(Extracted records)
—————
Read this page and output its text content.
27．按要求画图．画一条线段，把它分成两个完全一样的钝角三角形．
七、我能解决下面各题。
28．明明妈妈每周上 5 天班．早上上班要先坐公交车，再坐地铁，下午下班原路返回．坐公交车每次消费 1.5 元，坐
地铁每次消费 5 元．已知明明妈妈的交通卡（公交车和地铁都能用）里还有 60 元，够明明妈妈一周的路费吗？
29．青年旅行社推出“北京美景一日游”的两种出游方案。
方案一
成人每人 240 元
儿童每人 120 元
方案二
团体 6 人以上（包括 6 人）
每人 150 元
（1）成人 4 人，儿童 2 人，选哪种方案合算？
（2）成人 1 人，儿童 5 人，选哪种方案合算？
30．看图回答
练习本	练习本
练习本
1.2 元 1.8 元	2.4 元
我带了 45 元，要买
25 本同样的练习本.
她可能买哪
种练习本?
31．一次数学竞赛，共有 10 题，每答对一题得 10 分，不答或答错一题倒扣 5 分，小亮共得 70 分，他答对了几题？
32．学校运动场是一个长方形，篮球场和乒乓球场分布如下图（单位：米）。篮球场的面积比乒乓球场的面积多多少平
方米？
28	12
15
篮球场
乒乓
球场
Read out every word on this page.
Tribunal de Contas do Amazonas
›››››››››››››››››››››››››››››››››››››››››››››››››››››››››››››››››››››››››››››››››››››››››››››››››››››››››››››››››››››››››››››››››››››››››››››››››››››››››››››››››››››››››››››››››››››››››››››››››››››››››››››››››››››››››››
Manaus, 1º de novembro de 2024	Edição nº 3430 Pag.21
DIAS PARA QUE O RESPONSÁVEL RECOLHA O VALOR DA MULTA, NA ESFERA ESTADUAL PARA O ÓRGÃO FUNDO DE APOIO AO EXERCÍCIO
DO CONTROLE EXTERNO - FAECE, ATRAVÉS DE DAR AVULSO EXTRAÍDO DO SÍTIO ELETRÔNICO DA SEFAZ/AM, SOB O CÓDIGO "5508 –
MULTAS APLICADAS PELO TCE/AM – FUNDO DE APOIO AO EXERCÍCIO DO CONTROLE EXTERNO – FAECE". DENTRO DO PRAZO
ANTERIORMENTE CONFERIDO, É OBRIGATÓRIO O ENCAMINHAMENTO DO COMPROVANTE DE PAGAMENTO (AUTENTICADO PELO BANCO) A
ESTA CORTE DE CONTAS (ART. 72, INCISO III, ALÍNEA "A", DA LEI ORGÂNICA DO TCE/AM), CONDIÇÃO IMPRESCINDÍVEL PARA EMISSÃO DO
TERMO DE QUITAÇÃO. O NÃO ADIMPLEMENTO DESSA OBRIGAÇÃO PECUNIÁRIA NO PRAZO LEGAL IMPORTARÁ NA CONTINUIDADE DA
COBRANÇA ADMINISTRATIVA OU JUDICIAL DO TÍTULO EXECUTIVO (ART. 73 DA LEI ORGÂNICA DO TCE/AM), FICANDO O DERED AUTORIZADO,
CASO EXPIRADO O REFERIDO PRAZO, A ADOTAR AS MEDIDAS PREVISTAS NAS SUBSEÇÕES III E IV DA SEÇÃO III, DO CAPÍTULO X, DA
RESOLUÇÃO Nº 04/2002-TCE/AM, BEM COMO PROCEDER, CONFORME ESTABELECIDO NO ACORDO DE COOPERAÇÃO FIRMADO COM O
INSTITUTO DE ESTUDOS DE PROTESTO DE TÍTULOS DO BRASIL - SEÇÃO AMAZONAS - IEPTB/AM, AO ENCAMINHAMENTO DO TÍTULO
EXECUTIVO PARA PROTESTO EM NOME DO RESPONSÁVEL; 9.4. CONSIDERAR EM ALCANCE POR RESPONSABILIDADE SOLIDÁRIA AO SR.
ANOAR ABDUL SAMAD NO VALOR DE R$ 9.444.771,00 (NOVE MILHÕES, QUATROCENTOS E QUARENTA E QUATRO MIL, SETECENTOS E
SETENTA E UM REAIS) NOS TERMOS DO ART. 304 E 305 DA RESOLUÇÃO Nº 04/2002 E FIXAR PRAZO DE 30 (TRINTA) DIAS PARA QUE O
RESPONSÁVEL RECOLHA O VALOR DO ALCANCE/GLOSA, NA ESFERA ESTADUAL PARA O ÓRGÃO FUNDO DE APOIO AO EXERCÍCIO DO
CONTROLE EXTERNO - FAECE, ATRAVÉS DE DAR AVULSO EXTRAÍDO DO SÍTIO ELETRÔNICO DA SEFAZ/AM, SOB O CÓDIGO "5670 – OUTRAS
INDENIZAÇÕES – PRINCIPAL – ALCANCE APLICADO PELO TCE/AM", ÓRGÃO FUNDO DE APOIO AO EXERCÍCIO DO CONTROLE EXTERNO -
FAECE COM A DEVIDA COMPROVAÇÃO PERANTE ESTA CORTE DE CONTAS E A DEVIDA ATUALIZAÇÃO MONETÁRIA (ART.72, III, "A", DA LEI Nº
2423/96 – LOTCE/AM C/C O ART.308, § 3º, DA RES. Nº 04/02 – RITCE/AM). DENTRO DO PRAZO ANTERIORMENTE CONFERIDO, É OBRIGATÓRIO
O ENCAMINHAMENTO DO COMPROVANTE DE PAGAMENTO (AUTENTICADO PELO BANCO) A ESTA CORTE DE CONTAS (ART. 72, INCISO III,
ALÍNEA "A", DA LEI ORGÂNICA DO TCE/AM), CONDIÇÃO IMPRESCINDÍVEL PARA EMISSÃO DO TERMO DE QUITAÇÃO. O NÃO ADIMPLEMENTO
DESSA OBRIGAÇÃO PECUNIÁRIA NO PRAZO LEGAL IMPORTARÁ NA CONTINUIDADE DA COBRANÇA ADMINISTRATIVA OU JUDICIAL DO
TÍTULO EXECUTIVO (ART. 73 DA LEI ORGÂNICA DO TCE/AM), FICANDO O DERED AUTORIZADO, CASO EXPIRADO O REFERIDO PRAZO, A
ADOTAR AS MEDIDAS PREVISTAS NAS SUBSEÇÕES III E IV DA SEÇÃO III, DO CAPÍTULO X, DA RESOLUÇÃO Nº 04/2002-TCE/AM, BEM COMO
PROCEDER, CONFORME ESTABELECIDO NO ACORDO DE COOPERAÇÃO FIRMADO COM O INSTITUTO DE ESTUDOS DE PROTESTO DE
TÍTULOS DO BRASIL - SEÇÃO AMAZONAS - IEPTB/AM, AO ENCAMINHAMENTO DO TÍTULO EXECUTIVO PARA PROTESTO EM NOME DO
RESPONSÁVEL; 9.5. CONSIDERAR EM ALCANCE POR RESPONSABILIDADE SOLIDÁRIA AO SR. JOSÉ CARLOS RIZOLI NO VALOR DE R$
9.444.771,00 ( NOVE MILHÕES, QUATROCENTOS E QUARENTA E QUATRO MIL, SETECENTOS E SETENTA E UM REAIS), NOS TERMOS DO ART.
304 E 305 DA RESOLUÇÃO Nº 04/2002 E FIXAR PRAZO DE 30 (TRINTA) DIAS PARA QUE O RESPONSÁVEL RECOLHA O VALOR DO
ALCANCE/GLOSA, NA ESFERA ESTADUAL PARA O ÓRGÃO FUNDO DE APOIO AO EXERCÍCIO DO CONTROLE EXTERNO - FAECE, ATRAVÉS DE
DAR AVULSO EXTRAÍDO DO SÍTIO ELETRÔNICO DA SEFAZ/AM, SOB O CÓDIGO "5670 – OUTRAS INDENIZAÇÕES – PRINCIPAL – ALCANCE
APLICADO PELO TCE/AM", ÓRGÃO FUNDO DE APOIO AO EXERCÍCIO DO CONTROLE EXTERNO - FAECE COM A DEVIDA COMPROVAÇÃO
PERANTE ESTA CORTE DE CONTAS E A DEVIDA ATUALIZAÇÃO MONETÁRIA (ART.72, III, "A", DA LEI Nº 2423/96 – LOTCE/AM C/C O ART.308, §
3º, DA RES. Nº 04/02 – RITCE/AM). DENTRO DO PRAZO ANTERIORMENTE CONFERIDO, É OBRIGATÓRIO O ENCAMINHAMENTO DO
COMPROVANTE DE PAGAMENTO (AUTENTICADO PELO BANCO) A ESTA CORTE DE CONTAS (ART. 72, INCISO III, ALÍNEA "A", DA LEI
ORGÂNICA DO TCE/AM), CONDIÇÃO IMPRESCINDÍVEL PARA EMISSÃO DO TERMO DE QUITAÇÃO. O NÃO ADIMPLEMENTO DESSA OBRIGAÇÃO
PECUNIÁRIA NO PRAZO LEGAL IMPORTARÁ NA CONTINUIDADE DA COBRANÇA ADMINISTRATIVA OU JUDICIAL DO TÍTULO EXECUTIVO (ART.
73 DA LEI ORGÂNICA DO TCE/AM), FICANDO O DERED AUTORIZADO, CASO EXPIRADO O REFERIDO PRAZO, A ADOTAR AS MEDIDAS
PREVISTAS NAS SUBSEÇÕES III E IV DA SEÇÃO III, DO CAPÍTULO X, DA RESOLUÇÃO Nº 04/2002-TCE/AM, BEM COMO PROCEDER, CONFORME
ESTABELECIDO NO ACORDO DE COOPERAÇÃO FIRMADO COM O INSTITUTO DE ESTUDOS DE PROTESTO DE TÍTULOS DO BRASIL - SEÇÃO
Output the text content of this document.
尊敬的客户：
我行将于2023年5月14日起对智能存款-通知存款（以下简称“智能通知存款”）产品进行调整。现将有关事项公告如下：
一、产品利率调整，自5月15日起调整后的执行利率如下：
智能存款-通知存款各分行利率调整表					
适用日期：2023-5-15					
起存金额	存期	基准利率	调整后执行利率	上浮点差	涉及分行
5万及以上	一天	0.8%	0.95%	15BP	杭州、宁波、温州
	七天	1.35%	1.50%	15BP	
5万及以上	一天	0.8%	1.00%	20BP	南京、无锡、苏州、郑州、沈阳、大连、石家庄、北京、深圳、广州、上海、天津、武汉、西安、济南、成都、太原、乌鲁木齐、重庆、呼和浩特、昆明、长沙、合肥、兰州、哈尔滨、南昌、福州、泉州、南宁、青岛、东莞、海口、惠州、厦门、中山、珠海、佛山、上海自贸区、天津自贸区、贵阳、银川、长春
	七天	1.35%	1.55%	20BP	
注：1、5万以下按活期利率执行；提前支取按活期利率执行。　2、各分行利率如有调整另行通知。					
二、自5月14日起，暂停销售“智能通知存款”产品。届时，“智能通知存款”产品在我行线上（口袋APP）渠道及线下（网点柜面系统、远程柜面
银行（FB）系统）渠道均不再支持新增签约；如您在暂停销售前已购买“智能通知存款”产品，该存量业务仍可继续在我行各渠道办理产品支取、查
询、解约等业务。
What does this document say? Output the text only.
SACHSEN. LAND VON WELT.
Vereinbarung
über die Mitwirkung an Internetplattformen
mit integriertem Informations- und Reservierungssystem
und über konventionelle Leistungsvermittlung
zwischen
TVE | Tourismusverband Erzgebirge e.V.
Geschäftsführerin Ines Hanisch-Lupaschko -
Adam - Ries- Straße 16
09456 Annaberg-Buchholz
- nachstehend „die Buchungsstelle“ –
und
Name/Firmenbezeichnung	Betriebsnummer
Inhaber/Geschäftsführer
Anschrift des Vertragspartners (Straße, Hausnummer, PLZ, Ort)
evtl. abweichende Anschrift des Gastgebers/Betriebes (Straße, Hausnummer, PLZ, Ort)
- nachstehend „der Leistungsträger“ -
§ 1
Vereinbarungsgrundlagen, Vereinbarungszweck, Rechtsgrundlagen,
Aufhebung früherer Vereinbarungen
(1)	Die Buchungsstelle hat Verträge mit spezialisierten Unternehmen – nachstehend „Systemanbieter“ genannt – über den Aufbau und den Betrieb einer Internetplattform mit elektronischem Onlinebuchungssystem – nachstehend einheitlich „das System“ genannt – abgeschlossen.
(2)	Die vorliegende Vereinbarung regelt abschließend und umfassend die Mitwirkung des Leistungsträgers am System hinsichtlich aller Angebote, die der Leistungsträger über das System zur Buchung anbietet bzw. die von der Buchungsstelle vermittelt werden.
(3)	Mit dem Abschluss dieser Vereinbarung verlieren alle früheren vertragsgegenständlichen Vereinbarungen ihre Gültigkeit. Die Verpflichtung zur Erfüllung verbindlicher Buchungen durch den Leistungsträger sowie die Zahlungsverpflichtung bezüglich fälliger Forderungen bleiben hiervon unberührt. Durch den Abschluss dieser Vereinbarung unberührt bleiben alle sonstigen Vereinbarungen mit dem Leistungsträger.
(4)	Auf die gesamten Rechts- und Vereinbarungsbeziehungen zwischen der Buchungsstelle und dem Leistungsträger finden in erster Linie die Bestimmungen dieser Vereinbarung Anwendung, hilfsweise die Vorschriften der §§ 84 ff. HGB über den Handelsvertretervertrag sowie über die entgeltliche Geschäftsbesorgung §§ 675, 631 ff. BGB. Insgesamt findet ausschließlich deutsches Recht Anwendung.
—————
§ **What is needed**: Among the lines of the data, identify those with the word "INDENIZAÇÕES". Copy each of them.

§ **Output of the exercise**:
INDENIZAÇÕES – PRINCIPAL – ALCANCE APLICADO PELO TCE/AM", ÓRGÃO FUNDO DE APOIO AO EXERCÍCIO DO CONTROLE EXTERNO -
DAR AVULSO EXTRAÍDO DO SÍTIO ELETRÔNICO DA SEFAZ/AM, SOB O CÓDIGO "5670 – OUTRAS INDENIZAÇÕES – PRINCIPAL – ALCANCE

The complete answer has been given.